**Prompt**.
Search the entries for the word "Learn" and pull out each line that has it.
- - - - - - -
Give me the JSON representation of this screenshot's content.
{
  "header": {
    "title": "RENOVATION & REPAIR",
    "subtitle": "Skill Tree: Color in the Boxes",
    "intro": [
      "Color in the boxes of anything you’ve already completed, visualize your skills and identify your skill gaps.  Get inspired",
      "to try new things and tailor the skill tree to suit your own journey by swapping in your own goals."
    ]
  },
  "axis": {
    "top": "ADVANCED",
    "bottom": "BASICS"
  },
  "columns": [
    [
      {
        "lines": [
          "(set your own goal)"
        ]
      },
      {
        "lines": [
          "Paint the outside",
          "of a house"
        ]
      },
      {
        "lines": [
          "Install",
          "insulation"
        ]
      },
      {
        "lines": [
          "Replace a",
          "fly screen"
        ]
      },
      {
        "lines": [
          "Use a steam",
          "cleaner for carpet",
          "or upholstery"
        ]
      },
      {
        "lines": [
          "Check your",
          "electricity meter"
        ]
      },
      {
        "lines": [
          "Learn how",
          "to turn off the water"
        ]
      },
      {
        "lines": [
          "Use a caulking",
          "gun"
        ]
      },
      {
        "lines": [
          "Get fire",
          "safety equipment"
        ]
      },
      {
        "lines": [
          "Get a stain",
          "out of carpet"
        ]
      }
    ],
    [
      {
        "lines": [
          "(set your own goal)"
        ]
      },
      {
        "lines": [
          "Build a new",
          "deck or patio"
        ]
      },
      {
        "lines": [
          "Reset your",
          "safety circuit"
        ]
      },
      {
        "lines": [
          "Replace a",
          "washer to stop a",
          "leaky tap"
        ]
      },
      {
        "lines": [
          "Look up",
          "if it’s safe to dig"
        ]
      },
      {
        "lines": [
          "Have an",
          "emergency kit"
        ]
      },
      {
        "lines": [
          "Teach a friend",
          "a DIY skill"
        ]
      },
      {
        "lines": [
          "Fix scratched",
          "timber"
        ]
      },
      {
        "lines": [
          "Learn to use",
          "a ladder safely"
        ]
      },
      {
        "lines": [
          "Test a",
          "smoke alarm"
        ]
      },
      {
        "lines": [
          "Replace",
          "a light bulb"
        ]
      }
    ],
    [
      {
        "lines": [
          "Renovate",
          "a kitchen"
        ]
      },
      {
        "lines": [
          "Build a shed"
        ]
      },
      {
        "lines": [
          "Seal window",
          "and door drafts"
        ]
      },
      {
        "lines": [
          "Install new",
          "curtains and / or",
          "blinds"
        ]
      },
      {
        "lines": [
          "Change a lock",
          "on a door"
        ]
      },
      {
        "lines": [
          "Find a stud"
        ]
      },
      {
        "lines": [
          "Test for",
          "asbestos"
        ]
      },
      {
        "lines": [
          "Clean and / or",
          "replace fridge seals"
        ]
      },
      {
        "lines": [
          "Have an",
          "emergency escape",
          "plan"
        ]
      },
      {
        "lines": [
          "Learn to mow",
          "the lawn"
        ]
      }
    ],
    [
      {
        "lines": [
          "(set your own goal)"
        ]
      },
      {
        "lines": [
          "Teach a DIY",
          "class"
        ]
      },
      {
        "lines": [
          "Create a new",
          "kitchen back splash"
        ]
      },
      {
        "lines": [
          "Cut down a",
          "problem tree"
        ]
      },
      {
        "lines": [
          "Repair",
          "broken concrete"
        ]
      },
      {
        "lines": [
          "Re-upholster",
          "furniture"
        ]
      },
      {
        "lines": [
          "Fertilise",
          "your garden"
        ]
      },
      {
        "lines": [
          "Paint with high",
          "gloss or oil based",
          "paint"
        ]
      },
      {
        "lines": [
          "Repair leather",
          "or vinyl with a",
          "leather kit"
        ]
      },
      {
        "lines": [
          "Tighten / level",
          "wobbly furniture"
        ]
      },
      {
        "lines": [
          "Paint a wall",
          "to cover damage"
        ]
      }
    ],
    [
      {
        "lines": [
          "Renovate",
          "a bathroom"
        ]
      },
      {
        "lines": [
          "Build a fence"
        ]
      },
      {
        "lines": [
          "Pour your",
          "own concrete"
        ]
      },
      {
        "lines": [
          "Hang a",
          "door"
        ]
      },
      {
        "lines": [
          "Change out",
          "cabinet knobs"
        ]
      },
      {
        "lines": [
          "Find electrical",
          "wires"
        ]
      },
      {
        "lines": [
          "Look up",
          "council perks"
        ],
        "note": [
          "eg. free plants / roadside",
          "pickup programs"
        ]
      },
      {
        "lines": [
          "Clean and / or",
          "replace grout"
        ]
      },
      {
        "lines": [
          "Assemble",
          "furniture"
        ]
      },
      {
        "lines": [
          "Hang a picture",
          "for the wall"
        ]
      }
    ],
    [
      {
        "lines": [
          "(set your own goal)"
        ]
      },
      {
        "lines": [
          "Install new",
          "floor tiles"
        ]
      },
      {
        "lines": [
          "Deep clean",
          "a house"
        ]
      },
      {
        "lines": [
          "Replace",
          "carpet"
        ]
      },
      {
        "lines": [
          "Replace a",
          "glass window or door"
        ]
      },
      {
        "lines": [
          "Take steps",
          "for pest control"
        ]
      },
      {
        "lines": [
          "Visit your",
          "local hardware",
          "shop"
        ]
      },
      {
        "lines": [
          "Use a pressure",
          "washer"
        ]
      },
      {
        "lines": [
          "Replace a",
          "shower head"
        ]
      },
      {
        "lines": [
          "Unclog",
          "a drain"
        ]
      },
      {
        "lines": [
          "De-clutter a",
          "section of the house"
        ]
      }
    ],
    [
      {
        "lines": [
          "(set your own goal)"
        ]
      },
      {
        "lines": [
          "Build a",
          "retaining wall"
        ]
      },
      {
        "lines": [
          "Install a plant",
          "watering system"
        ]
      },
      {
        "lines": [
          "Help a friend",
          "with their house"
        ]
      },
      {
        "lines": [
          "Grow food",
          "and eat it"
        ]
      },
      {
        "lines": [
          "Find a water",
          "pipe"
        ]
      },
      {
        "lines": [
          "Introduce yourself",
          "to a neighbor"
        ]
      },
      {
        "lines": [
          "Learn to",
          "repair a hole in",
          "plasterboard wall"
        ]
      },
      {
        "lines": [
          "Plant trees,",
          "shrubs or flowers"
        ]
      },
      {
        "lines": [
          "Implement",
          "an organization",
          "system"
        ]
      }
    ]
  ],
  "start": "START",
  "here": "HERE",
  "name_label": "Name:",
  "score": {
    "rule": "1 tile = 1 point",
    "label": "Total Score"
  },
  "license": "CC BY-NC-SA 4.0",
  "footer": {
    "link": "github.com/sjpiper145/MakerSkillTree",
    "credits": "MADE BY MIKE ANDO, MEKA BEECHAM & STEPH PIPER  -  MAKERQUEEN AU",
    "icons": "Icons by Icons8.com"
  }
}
- - - - - - -
**The solution**.
          "Learn how",
          "Learn to use",
          "Learn to mow",
          "Learn to",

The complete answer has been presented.